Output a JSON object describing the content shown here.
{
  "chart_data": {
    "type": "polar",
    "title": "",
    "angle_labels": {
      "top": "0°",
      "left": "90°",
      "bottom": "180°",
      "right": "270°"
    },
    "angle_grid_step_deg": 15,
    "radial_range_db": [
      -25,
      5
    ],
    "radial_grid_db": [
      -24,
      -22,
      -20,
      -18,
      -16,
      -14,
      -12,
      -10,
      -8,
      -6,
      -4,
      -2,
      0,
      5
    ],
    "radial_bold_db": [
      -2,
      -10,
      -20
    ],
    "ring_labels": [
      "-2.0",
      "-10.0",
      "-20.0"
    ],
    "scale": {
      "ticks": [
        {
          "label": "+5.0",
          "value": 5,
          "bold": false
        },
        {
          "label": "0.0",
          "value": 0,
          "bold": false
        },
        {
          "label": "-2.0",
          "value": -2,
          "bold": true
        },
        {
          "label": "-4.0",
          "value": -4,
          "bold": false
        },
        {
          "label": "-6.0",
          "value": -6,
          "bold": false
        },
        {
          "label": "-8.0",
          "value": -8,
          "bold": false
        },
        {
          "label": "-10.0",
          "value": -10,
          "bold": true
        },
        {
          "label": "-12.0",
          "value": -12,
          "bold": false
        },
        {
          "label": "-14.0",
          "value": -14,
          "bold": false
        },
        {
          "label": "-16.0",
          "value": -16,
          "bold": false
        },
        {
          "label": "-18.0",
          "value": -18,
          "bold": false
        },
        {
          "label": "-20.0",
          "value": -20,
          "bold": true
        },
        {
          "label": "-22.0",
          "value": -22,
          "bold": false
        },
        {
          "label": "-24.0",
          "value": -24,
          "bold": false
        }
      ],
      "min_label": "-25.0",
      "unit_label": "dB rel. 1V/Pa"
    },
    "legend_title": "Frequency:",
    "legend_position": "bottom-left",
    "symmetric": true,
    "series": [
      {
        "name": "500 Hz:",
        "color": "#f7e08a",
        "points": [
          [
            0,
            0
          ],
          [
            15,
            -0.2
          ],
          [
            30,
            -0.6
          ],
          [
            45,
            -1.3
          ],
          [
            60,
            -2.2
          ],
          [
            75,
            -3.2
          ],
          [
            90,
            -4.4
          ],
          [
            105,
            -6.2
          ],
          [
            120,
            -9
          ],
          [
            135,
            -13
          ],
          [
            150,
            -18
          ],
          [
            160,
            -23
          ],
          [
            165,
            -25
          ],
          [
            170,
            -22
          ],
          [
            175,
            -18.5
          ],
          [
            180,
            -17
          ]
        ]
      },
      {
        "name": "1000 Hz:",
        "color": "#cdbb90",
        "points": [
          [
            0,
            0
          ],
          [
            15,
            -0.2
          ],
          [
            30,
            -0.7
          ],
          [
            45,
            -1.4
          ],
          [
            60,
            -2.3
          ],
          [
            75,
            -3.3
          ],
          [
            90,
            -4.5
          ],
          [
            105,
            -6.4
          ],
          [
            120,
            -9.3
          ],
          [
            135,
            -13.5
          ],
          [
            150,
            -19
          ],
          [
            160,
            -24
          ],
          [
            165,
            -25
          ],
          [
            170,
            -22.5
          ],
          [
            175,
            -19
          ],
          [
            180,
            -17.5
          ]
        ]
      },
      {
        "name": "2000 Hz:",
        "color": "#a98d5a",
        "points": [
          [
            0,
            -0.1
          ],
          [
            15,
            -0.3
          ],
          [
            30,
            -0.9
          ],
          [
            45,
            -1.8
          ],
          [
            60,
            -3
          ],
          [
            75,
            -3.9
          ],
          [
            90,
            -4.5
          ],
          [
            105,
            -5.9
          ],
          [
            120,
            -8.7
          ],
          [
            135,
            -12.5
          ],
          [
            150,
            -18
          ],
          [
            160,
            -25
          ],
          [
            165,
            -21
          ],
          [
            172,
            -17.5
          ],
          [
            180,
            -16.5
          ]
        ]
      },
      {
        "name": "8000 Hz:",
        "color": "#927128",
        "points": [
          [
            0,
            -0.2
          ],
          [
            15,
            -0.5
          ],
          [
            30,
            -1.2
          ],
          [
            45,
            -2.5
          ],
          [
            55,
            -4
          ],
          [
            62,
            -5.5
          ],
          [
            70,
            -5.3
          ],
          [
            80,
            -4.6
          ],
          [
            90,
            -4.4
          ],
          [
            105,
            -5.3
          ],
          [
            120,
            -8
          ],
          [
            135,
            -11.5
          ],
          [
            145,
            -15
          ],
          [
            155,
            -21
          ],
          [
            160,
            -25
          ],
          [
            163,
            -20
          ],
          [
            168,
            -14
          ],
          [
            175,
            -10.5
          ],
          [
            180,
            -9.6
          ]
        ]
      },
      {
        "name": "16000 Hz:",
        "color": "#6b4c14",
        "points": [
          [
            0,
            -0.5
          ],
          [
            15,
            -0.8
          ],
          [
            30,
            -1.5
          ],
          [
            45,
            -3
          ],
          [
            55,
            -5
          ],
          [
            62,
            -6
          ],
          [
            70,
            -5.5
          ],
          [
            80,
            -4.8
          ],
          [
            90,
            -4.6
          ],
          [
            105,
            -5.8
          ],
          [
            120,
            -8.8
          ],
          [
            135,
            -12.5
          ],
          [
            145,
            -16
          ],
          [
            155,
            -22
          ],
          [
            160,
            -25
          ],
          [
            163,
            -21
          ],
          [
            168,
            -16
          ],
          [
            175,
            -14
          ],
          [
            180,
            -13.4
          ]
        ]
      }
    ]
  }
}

+++

▶ [REQUIRED WORK]
Output all of the data again, exactly.

▶ [RESULT]
Output a JSON object describing the content shown here.
{
  "chart_data": {
    "type": "polar",
    "title": "",
    "angle_labels": {
      "top": "0°",
      "left": "90°",
      "bottom": "180°",
      "right": "270°"
    },
    "angle_grid_step_deg": 15,
    "radial_range_db": [
      -25,
      5
    ],
    "radial_grid_db": [
      -24,
      -22,
      -20,
      -18,
      -16,
      -14,
      -12,
      -10,
      -8,
      -6,
      -4,
      -2,
      0,
      5
    ],
    "radial_bold_db": [
      -2,
      -10,
      -20
    ],
    "ring_labels": [
      "-2.0",
      "-10.0",
      "-20.0"
    ],
    "scale": {
      "ticks": [
        {
          "label": "+5.0",
          "value": 5,
          "bold": false
        },
        {
          "label": "0.0",
          "value": 0,
          "bold": false
        },
        {
          "label": "-2.0",
          "value": -2,
          "bold": true
        },
        {
          "label": "-4.0",
          "value": -4,
          "bold": false
        },
        {
          "label": "-6.0",
          "value": -6,
          "bold": false
        },
        {
          "label": "-8.0",
          "value": -8,
          "bold": false
        },
        {
          "label": "-10.0",
          "value": -10,
          "bold": true
        },
        {
          "label": "-12.0",
          "value": -12,
          "bold": false
        },
        {
          "label": "-14.0",
          "value": -14,
          "bold": false
        },
        {
          "label": "-16.0",
          "value": -16,
          "bold": false
        },
        {
          "label": "-18.0",
          "value": -18,
          "bold": false
        },
        {
          "label": "-20.0",
          "value": -20,
          "bold": true
        },
        {
          "label": "-22.0",
          "value": -22,
          "bold": false
        },
        {
          "label": "-24.0",
          "value": -24,
          "bold": false
        }
      ],
      "min_label": "-25.0",
      "unit_label": "dB rel. 1V/Pa"
    },
    "legend_title": "Frequency:",
    "legend_position": "bottom-left",
    "symmetric": true,
    "series": [
      {
        "name": "500 Hz:",
        "color": "#f7e08a",
        "points": [
          [
            0,
            0
          ],
          [
            15,
            -0.2
          ],
          [
            30,
            -0.6
          ],
          [
            45,
            -1.3
          ],
          [
            60,
            -2.2
          ],
          [
            75,
            -3.2
          ],
          [
            90,
            -4.4
          ],
          [
            105,
            -6.2
          ],
          [
            120,
            -9
          ],
          [
            135,
            -13
          ],
          [
            150,
            -18
          ],
          [
            160,
            -23
          ],
          [
            165,
            -25
          ],
          [
            170,
            -22
          ],
          [
            175,
            -18.5
          ],
          [
            180,
            -17
          ]
        ]
      },
      {
        "name": "1000 Hz:",
        "color": "#cdbb90",
        "points": [
          [
            0,
            0
          ],
          [
            15,
            -0.2
          ],
          [
            30,
            -0.7
          ],
          [
            45,
            -1.4
          ],
          [
            60,
            -2.3
          ],
          [
            75,
            -3.3
          ],
          [
            90,
            -4.5
          ],
          [
            105,
            -6.4
          ],
          [
            120,
            -9.3
          ],
          [
            135,
            -13.5
          ],
          [
            150,
            -19
          ],
          [
            160,
            -24
          ],
          [
            165,
            -25
          ],
          [
            170,
            -22.5
          ],
          [
            175,
            -19
          ],
          [
            180,
            -17.5
          ]
        ]
      },
      {
        "name": "2000 Hz:",
        "color": "#a98d5a",
        "points": [
          [
            0,
            -0.1
          ],
          [
            15,
            -0.3
          ],
          [
            30,
            -0.9
          ],
          [
            45,
            -1.8
          ],
          [
            60,
            -3
          ],
          [
            75,
            -3.9
          ],
          [
            90,
            -4.5
          ],
          [
            105,
            -5.9
          ],
          [
            120,
            -8.7
          ],
          [
            135,
            -12.5
          ],
          [
            150,
            -18
          ],
          [
            160,
            -25
          ],
          [
            165,
            -21
          ],
          [
            172,
            -17.5
          ],
          [
            180,
            -16.5
          ]
        ]
      },
      {
        "name": "8000 Hz:",
        "color": "#927128",
        "points": [
          [
            0,
            -0.2
          ],
          [
            15,
            -0.5
          ],
          [
            30,
            -1.2
          ],
          [
            45,
            -2.5
          ],
          [
            55,
            -4
          ],
          [
            62,
            -5.5
          ],
          [
            70,
            -5.3
          ],
          [
            80,
            -4.6
          ],
          [
            90,
            -4.4
          ],
          [
            105,
            -5.3
          ],
          [
            120,
            -8
          ],
          [
            135,
            -11.5
          ],
          [
            145,
            -15
          ],
          [
            155,
            -21
          ],
          [
            160,
            -25
          ],
          [
            163,
            -20
          ],
          [
            168,
            -14
          ],
          [
            175,
            -10.5
          ],
          [
            180,
            -9.6
          ]
        ]
      },
      {
        "name": "16000 Hz:",
        "color": "#6b4c14",
        "points": [
          [
            0,
            -0.5
          ],
          [
            15,
            -0.8
          ],
          [
            30,
            -1.5
          ],
          [
            45,
            -3
          ],
          [
            55,
            -5
          ],
          [
            62,
            -6
          ],
          [
            70,
            -5.5
          ],
          [
            80,
            -4.8
          ],
          [
            90,
            -4.6
          ],
          [
            105,
            -5.8
          ],
          [
            120,
            -8.8
          ],
          [
            135,
            -12.5
          ],
          [
            145,
            -16
          ],
          [
            155,
            -22
          ],
          [
            160,
            -25
          ],
          [
            163,
            -21
          ],
          [
            168,
            -16
          ],
          [
            175,
            -14
          ],
          [
            180,
            -13.4
          ]
        ]
      }
    ]
  }
}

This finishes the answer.